* RECORDS SHOWN
__________________________________________________
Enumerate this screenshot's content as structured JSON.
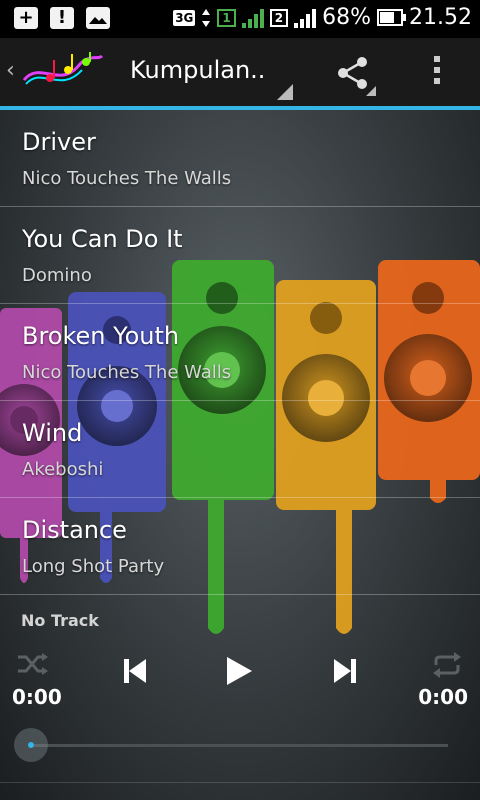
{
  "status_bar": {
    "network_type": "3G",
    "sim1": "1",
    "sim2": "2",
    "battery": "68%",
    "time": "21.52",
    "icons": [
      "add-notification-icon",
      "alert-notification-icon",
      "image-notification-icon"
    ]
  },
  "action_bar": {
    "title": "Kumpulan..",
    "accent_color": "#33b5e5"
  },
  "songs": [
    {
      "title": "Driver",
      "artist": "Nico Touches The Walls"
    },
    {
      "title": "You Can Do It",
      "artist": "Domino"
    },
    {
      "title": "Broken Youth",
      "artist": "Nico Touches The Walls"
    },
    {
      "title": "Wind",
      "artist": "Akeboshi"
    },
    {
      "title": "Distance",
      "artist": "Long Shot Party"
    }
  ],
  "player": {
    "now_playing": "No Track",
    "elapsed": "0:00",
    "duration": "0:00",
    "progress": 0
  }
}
__________________________________________________
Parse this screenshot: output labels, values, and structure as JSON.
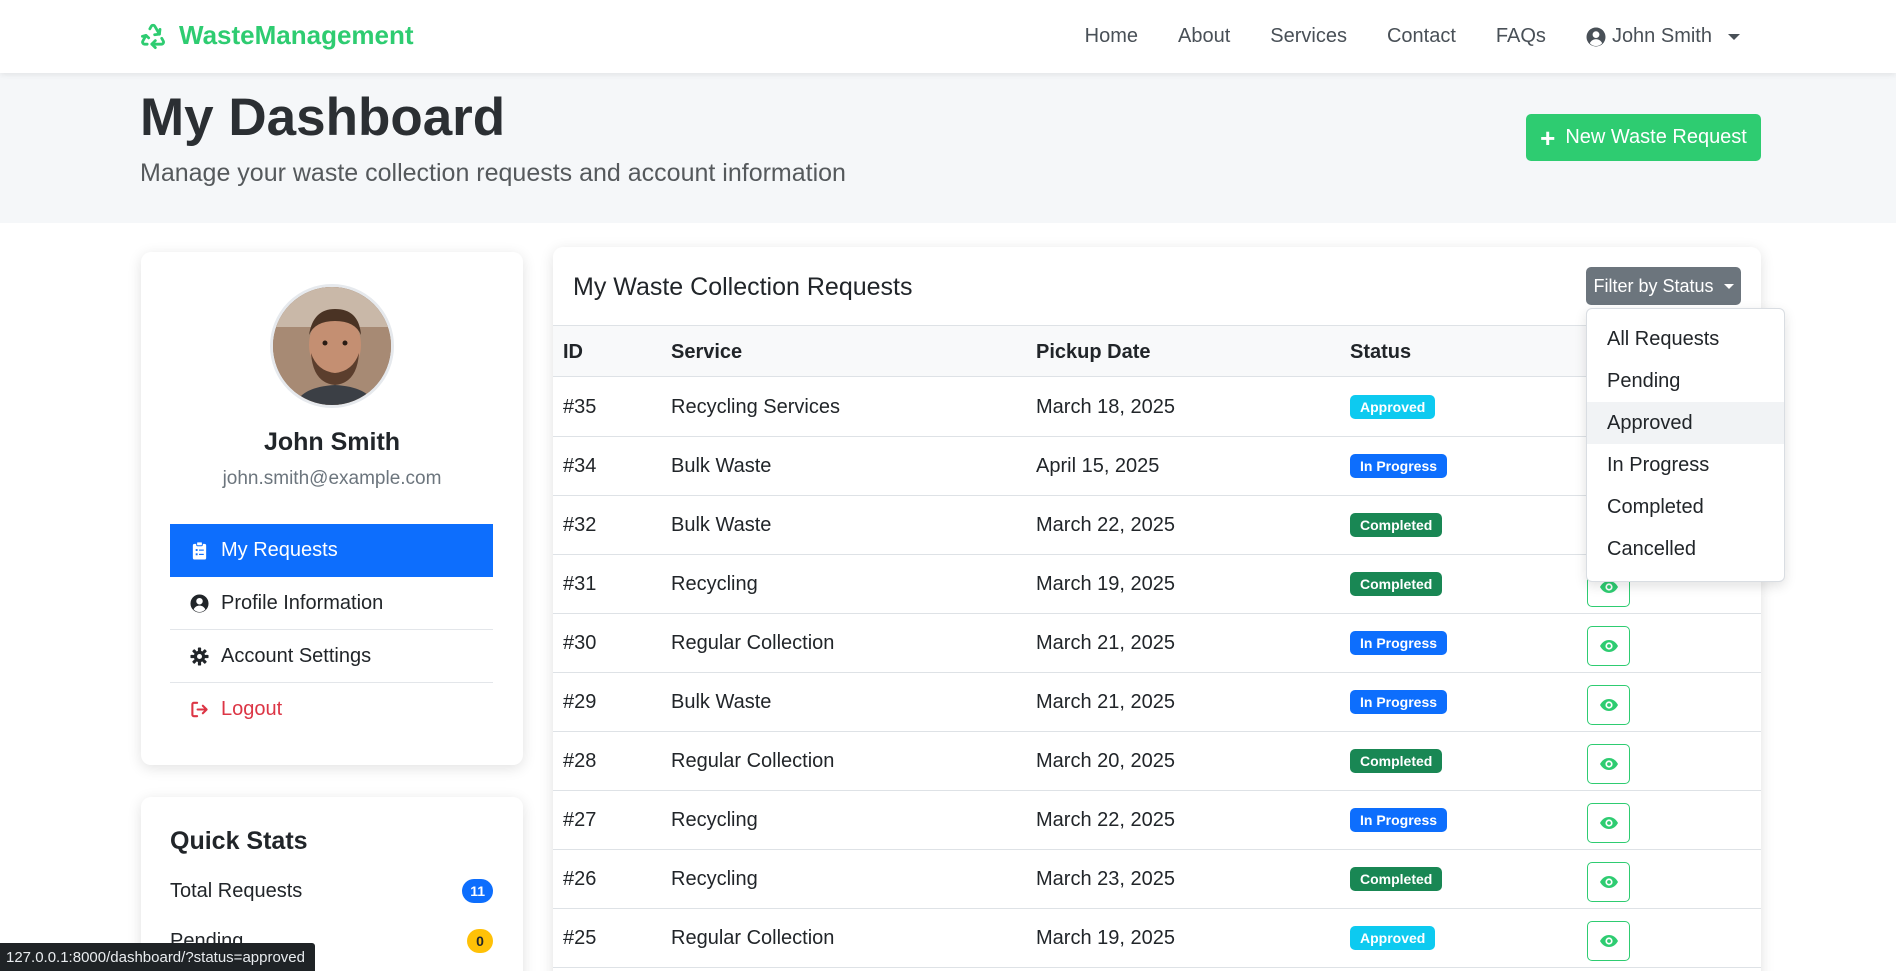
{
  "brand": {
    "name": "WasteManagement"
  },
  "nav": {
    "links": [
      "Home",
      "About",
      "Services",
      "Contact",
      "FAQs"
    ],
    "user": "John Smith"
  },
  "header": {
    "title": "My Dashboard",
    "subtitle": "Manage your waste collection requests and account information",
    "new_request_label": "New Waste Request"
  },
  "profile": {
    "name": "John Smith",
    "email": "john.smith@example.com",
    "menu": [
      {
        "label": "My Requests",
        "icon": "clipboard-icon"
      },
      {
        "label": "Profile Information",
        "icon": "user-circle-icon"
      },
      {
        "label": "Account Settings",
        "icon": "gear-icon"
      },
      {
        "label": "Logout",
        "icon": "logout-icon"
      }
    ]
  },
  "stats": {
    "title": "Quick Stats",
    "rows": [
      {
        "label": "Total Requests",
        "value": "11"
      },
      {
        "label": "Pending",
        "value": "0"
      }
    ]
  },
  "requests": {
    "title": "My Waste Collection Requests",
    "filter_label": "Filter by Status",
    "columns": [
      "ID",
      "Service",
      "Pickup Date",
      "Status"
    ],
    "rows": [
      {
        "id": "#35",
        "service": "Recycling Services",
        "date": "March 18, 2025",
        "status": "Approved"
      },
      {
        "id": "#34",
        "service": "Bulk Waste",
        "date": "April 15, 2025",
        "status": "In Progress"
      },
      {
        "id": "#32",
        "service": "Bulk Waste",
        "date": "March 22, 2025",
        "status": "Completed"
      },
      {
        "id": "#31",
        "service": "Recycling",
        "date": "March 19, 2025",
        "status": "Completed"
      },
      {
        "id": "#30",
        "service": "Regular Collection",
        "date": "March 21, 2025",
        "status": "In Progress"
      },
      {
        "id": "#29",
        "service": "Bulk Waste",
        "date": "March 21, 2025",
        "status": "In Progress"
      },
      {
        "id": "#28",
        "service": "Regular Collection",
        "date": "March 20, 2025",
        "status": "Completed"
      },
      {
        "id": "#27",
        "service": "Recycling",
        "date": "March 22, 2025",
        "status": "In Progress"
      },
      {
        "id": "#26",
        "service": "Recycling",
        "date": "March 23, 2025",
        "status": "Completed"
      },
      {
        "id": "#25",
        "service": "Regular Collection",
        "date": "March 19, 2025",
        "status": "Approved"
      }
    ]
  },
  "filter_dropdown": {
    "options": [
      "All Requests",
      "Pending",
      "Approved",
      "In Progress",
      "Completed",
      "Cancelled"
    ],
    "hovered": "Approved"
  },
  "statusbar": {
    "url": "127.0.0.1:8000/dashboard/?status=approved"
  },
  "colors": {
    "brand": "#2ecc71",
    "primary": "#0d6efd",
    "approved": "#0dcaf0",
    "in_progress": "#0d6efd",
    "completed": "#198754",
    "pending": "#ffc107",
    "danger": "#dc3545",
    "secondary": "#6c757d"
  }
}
__________________________________________________
* SET PROBLEM
Pick out the lines containing the word "Services" and show them.

* EXPECTED ANSWER
      "Services",
        "service": "Recycling Services",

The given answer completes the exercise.